__Task statement__. Identify every line in the records below that contains the word "REPUBLIC", and copy each of those lines.

__Provided information__.

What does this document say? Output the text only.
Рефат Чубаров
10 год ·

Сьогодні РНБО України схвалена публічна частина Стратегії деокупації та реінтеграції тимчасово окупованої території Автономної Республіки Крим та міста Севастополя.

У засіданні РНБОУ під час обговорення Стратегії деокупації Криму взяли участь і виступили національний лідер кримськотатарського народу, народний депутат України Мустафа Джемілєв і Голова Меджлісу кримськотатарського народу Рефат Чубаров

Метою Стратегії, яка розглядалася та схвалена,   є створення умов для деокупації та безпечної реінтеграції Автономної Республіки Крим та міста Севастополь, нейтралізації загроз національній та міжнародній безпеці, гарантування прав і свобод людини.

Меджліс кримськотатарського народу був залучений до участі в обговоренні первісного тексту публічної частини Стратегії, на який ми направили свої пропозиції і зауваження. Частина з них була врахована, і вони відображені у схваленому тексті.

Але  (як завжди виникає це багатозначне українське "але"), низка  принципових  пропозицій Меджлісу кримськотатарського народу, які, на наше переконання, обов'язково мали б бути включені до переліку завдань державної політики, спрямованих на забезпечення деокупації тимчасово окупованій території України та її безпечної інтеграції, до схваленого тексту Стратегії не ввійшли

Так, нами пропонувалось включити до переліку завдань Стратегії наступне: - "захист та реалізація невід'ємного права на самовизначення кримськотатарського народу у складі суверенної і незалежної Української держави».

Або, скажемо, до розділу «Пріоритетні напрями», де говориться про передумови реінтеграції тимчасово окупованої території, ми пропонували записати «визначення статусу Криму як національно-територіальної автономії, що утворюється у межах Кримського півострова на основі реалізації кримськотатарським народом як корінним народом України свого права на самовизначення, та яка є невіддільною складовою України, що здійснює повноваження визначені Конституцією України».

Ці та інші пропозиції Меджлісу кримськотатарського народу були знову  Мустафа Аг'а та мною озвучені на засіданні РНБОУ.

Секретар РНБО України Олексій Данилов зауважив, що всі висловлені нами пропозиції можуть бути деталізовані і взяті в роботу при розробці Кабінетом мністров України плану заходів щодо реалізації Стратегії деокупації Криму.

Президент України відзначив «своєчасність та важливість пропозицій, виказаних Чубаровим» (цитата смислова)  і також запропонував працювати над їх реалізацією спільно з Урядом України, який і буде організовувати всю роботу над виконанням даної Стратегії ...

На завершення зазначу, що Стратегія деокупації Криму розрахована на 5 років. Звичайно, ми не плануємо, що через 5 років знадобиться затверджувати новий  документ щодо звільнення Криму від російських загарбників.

--

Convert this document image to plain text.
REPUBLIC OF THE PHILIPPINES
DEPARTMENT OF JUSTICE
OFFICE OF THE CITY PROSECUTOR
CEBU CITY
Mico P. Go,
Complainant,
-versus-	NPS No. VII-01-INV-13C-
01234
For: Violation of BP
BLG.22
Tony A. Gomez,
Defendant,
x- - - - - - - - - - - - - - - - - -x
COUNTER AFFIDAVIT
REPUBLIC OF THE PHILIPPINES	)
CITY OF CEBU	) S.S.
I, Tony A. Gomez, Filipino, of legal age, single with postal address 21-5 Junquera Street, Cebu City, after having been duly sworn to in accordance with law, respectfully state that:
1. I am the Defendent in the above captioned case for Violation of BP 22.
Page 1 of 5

__Full answer__.
REPUBLIC OF THE PHILIPPINES
REPUBLIC OF THE PHILIPPINES	)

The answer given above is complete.